Look for "Licenciante" in each line of the entries, and return the matching lines.

━━ ROWS

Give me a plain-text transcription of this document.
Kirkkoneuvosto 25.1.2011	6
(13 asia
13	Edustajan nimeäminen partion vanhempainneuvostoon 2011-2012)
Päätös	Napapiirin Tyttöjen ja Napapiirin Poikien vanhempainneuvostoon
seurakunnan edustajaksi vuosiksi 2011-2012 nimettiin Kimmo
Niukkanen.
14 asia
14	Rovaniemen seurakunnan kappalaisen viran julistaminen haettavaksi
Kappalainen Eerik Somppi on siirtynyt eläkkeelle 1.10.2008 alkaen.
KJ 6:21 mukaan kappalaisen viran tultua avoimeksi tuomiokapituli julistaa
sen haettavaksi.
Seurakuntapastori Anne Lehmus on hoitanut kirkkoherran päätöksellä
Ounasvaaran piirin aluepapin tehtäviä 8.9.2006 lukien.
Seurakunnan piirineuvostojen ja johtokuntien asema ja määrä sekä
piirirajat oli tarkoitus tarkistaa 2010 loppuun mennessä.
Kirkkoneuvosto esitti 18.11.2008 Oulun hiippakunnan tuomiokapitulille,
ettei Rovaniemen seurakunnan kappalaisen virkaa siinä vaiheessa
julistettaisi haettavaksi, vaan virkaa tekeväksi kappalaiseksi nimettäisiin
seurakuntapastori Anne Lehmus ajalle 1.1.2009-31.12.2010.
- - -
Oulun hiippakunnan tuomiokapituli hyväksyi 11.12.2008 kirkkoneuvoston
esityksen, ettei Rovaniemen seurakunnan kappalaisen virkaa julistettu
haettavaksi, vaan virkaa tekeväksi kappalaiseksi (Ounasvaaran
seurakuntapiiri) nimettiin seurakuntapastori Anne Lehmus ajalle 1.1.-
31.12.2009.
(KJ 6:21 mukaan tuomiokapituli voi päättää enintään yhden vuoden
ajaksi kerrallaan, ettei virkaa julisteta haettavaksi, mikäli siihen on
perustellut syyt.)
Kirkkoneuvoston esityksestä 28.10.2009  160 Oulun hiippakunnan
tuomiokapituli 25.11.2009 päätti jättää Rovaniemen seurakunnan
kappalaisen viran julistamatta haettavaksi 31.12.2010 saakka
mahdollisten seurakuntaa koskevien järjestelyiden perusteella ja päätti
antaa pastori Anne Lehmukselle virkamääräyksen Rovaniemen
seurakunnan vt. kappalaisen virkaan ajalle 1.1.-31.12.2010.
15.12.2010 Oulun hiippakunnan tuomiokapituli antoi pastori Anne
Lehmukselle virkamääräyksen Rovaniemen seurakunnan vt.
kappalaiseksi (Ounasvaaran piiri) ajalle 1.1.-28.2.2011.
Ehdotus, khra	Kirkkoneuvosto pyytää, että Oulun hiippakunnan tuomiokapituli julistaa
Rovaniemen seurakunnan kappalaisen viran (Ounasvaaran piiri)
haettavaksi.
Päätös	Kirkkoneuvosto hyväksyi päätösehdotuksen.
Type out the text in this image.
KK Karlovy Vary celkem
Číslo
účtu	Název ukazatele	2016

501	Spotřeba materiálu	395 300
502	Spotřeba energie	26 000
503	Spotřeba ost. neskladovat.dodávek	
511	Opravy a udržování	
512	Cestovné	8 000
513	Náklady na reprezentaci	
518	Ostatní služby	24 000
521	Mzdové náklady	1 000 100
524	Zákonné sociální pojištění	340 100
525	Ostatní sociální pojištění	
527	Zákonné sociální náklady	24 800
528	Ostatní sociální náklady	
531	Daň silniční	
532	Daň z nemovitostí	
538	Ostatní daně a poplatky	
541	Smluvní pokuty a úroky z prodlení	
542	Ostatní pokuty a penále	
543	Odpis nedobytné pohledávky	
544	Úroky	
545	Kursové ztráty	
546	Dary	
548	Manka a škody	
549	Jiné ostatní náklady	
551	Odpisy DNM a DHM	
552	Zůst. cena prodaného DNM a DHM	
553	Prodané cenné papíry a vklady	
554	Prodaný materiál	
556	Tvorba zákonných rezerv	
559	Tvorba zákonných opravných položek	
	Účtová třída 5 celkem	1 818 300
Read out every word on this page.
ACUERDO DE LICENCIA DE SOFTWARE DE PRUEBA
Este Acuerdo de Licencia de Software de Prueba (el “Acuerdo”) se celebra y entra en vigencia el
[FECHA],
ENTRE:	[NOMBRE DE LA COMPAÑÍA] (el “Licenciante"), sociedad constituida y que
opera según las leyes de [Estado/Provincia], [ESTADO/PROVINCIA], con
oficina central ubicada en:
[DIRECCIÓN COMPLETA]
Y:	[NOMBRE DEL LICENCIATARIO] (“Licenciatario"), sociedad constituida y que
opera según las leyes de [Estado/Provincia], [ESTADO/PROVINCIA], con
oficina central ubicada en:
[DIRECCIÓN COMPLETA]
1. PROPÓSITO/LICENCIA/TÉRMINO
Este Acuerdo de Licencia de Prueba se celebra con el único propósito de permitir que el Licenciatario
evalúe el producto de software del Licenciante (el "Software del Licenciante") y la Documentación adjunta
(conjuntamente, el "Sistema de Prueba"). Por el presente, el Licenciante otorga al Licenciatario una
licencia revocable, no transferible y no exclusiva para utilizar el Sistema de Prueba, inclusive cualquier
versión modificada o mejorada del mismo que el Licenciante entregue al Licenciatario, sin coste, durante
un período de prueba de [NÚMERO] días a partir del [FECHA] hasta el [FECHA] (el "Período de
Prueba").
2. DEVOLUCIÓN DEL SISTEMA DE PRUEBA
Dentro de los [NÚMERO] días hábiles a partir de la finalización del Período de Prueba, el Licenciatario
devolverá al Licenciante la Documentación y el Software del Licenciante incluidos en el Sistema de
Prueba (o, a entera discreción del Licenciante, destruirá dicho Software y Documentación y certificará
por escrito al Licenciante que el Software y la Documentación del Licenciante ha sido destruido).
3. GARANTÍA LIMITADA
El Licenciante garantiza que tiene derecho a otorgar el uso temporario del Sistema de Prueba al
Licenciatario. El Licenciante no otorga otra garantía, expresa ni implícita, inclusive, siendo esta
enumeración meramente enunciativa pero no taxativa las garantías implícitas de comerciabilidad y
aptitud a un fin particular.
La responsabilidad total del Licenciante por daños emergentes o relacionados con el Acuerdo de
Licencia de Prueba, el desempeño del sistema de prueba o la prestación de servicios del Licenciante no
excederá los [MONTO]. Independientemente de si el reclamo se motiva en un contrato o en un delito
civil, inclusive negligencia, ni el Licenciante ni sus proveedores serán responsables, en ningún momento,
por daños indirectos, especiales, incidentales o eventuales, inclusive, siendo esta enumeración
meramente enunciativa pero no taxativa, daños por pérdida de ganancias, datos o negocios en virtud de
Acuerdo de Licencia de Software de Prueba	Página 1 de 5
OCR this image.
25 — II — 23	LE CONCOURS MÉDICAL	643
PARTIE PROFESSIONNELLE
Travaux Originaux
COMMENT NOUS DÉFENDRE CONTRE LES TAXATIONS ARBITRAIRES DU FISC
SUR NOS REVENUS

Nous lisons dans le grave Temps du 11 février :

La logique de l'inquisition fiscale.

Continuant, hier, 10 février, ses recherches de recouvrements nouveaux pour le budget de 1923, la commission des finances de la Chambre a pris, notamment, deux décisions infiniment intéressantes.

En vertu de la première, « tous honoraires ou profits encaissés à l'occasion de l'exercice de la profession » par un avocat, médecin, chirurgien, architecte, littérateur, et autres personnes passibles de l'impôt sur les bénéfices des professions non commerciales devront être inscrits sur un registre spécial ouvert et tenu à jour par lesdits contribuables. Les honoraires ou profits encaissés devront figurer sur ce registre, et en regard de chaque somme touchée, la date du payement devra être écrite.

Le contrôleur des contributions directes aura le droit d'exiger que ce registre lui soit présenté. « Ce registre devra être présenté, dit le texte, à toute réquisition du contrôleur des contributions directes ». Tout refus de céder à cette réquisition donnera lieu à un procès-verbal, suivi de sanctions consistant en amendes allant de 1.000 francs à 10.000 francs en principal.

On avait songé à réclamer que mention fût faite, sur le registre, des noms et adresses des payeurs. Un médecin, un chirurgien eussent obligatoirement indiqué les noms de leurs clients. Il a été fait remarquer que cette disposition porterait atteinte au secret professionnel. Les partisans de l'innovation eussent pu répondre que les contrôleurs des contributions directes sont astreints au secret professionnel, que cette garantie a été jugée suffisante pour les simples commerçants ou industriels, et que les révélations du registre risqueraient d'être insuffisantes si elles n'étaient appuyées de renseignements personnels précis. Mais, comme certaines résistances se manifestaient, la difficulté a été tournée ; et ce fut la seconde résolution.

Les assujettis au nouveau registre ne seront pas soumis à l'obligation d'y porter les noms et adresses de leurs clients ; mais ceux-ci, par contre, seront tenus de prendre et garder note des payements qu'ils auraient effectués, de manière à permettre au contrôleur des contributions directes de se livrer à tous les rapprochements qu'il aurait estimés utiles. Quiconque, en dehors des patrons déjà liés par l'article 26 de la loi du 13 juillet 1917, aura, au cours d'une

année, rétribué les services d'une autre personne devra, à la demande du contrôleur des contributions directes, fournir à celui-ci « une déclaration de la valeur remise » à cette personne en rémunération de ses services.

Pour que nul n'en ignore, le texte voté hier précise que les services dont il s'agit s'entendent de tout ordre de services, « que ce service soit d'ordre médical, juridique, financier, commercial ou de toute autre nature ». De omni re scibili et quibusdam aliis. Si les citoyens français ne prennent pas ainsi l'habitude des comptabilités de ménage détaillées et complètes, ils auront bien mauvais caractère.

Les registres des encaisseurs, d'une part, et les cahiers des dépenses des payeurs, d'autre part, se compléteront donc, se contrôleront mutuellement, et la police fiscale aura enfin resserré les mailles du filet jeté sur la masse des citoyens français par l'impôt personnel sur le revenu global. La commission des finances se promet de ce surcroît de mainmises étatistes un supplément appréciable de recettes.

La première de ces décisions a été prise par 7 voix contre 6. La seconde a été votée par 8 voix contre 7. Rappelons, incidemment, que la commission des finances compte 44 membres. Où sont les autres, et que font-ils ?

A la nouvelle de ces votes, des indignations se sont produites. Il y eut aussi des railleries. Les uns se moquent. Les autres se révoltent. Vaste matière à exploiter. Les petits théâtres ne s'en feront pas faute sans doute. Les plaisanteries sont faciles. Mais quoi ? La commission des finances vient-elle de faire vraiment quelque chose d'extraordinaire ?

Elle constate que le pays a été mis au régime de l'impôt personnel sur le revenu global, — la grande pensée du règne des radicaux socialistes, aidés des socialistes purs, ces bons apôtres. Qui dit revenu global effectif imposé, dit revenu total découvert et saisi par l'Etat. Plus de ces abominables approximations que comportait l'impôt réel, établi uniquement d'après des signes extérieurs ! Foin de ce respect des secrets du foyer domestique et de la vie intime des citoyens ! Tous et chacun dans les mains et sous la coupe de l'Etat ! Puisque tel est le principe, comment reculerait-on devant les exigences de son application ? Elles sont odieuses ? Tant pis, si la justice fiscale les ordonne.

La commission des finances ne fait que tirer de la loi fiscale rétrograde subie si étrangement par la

━━━━

* _RESPONSE TO THIS EXERCISE_:
ENTRE:	[NOMBRE DE LA COMPAÑÍA] (el “Licenciante"), sociedad constituida y que
evalúe el producto de software del Licenciante (el "Software del Licenciante") y la Documentación adjunta
(conjuntamente, el "Sistema de Prueba"). Por el presente, el Licenciante otorga al Licenciatario una
versión modificada o mejorada del mismo que el Licenciante entregue al Licenciatario, sin coste, durante
devolverá al Licenciante la Documentación y el Software del Licenciante incluidos en el Sistema de
Prueba (o, a entera discreción del Licenciante, destruirá dicho Software y Documentación y certificará
por escrito al Licenciante que el Software y la Documentación del Licenciante ha sido destruido).
El Licenciante garantiza que tiene derecho a otorgar el uso temporario del Sistema de Prueba al
Licenciatario. El Licenciante no otorga otra garantía, expresa ni implícita, inclusive, siendo esta
La responsabilidad total del Licenciante por daños emergentes o relacionados con el Acuerdo de
Licencia de Prueba, el desempeño del sistema de prueba o la prestación de servicios del Licenciante no
civil, inclusive negligencia, ni el Licenciante ni sus proveedores serán responsables, en ningún momento,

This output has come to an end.